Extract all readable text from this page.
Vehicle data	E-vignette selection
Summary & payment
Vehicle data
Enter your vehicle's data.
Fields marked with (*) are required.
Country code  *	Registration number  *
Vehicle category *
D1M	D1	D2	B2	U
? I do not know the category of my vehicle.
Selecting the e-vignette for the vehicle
····················
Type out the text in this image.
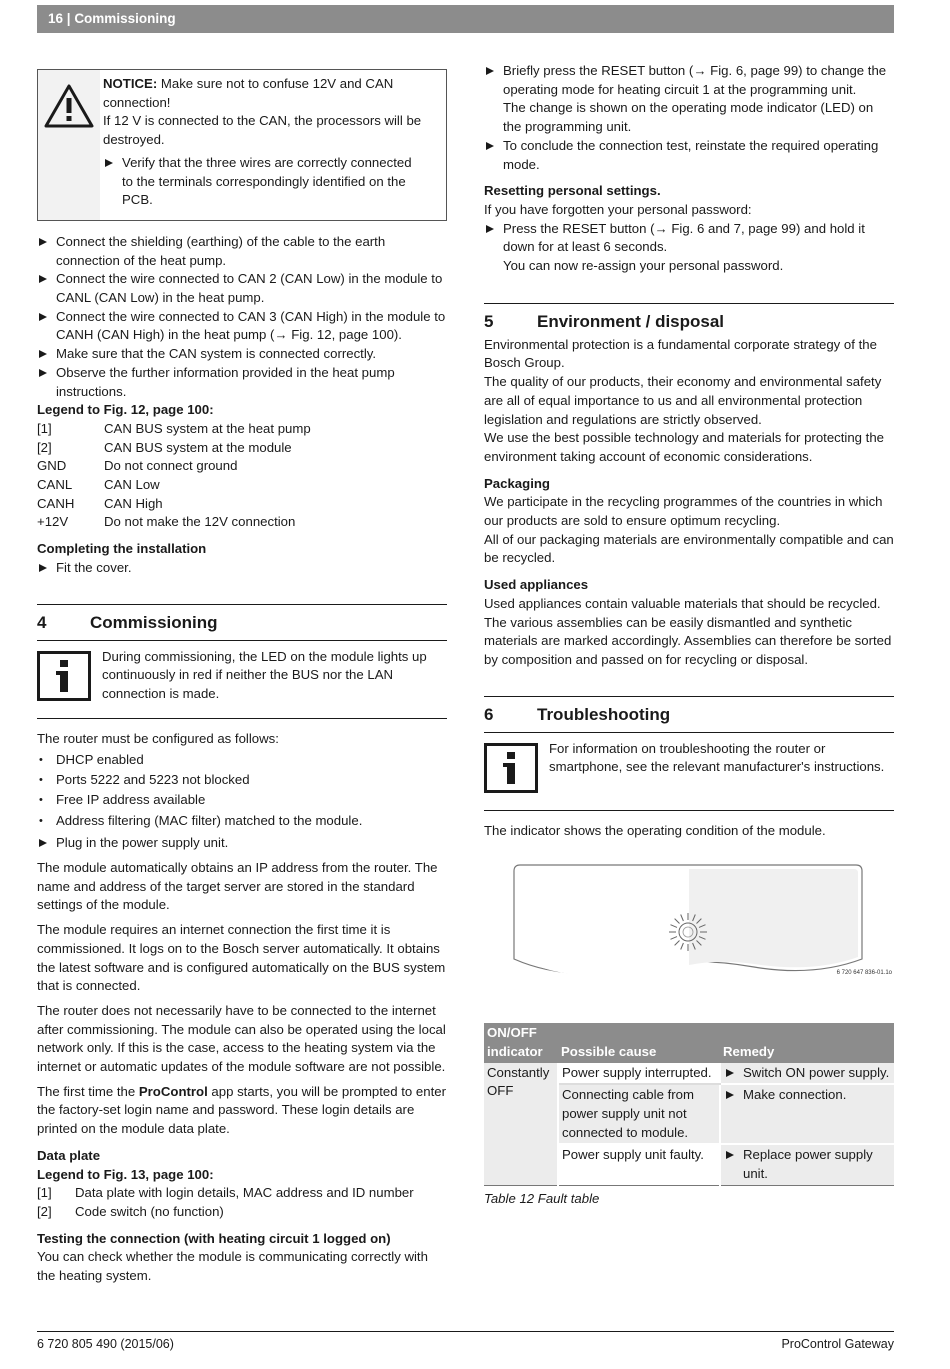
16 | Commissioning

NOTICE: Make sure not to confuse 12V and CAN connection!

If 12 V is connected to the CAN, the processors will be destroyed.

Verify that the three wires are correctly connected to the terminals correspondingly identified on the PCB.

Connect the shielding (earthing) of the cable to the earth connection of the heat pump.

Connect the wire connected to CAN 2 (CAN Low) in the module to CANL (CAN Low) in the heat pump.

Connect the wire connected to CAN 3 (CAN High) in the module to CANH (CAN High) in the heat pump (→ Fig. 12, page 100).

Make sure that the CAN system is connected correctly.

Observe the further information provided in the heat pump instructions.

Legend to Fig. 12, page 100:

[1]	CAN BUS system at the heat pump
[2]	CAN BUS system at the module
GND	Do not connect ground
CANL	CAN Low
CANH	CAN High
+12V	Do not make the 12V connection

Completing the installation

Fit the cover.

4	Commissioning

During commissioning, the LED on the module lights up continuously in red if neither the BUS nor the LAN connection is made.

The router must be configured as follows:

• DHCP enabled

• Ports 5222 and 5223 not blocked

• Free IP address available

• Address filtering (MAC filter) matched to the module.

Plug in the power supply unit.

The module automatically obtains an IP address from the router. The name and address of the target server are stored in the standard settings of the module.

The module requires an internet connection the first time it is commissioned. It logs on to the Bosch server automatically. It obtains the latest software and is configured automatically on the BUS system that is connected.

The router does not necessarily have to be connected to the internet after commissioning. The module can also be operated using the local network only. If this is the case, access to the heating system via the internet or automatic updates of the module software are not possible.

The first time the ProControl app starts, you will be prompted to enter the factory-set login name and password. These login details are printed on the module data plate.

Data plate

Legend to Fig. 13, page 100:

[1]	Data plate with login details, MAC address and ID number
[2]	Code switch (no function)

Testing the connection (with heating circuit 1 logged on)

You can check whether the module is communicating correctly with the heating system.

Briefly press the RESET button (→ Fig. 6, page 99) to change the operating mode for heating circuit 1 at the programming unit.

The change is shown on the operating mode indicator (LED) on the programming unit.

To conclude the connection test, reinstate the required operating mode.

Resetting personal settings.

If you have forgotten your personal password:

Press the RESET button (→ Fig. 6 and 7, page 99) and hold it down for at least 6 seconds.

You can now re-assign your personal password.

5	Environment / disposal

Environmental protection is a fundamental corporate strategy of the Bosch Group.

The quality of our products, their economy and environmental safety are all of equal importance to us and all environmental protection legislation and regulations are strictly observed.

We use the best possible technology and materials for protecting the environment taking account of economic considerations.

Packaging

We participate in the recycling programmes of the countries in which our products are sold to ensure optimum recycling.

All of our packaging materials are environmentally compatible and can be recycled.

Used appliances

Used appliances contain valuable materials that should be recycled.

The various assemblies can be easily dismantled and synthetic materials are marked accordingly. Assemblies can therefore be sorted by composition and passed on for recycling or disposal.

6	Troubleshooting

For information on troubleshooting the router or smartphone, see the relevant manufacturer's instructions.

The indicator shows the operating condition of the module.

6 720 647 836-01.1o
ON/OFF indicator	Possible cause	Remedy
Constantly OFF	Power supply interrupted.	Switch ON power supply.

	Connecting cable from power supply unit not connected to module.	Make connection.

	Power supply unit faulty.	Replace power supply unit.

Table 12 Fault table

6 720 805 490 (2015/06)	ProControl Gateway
····················
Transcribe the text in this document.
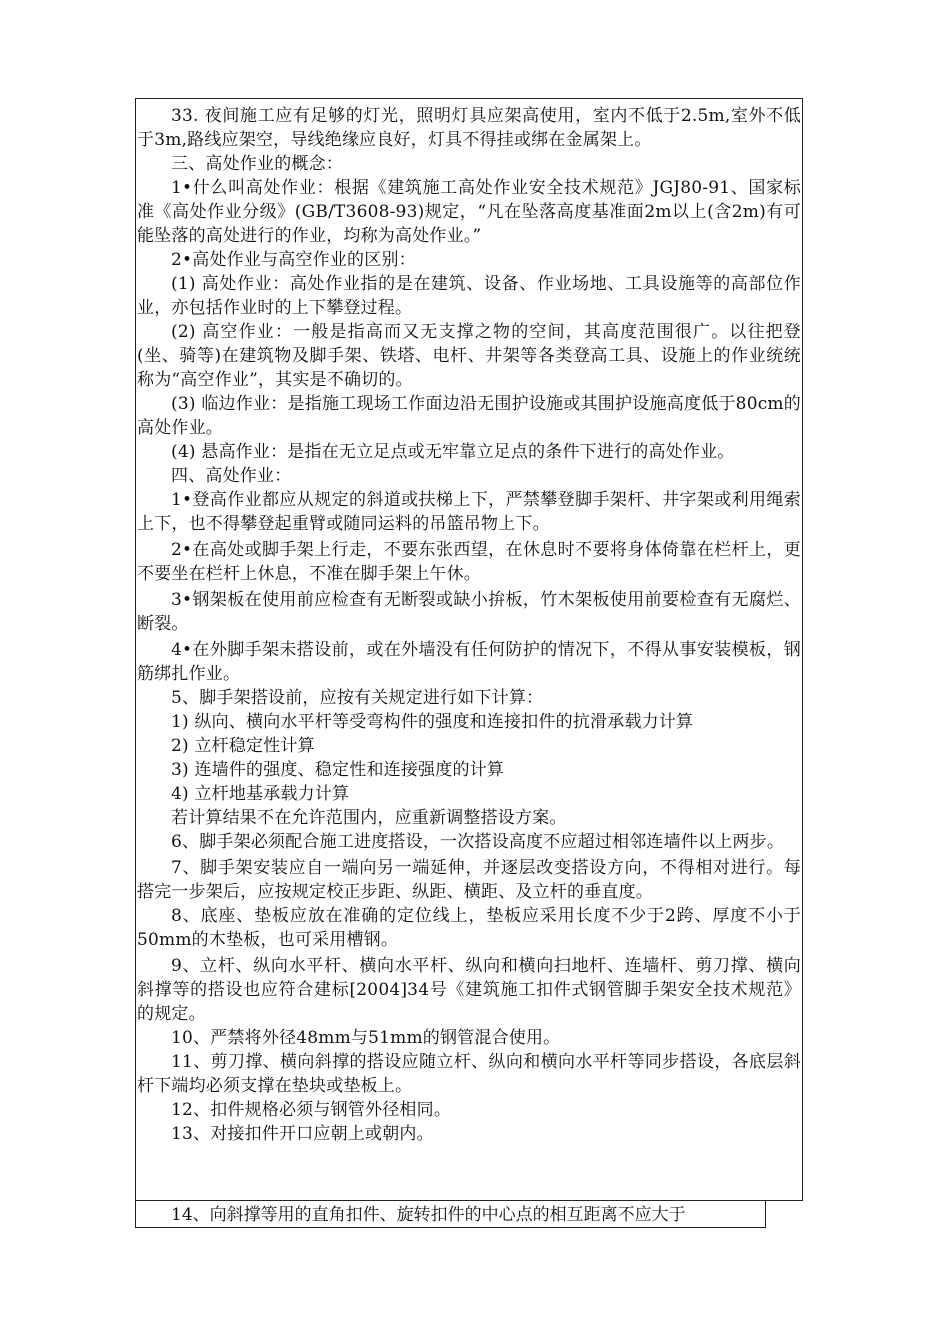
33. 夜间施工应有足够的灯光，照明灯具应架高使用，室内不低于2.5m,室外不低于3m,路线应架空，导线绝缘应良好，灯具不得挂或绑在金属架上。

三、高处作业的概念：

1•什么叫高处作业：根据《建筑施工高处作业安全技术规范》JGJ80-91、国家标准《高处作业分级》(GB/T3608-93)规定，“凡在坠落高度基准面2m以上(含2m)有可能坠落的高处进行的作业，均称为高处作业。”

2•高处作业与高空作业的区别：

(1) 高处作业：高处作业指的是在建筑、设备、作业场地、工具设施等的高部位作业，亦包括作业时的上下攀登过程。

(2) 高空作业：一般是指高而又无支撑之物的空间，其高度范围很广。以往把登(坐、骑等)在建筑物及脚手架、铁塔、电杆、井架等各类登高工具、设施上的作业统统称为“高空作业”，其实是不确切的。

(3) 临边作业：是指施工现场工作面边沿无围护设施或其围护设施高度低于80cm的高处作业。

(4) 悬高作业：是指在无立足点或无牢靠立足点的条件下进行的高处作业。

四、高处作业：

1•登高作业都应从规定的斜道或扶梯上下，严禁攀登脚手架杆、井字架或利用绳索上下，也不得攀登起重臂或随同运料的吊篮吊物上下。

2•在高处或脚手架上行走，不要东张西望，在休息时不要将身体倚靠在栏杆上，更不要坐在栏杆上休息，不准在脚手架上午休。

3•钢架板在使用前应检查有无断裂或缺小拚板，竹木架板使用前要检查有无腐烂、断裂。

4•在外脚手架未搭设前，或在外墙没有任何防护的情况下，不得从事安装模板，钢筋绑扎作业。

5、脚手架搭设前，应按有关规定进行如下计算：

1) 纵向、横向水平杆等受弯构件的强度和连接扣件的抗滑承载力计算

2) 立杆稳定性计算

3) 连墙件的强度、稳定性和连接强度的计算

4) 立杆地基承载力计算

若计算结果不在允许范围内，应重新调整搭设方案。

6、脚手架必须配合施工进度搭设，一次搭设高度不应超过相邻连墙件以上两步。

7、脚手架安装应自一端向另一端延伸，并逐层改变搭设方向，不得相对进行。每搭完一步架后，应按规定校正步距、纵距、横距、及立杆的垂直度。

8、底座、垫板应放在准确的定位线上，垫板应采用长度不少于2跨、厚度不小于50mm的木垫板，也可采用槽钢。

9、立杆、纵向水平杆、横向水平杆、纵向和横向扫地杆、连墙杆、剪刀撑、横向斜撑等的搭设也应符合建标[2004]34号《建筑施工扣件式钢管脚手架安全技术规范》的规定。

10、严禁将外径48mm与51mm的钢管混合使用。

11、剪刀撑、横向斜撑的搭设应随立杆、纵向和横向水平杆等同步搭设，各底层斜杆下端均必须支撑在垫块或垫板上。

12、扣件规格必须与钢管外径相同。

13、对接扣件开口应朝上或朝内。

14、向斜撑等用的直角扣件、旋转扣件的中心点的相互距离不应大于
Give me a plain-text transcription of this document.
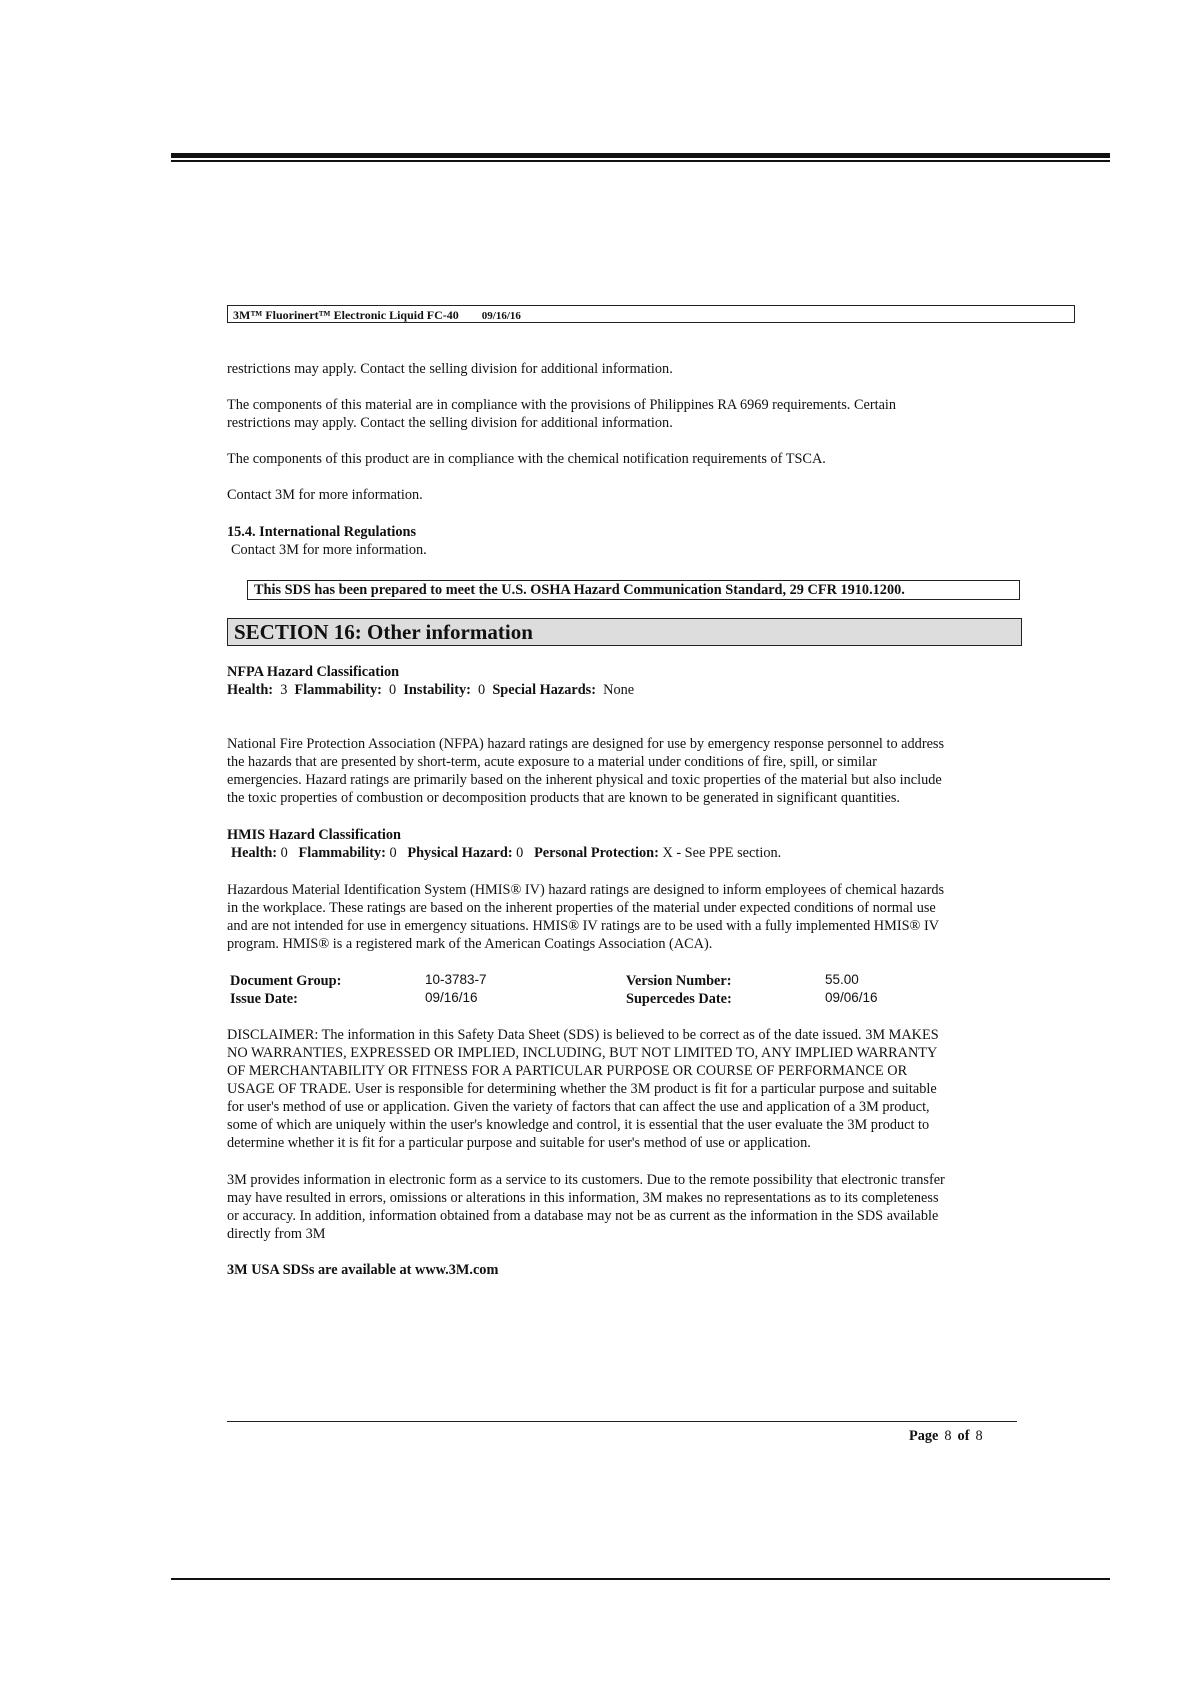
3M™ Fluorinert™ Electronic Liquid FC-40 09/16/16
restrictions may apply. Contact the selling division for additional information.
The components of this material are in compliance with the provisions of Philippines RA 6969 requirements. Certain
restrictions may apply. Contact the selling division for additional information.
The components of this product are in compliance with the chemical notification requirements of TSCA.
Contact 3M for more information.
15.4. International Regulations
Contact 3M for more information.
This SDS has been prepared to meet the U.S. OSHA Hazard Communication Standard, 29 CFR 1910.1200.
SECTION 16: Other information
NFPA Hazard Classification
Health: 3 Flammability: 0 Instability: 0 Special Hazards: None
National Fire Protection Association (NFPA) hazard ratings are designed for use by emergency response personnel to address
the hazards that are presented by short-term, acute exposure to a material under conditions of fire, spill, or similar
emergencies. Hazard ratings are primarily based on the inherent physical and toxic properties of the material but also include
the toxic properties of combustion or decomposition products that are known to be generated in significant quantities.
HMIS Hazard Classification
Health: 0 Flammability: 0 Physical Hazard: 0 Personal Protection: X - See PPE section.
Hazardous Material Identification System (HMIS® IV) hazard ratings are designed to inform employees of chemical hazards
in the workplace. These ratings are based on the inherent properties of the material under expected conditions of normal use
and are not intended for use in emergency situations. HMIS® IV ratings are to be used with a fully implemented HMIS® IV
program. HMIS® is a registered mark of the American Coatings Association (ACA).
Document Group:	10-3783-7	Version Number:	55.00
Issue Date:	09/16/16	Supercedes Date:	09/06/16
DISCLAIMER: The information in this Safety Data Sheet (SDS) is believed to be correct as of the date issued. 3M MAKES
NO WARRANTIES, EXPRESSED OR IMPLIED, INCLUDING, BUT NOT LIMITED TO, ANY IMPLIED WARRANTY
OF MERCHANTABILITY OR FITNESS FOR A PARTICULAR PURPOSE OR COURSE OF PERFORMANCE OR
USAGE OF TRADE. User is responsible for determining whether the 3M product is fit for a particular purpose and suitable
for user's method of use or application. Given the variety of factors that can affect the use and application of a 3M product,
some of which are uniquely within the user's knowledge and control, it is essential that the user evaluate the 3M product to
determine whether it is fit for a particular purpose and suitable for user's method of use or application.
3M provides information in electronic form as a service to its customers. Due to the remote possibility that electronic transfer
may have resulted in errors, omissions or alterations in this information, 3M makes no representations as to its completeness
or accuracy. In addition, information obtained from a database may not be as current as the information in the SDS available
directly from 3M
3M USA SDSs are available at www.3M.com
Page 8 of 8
····················
# Given instruction
Work through the listing above and report how many lines include the string "first", with no other text.

# Reply to the exercise
2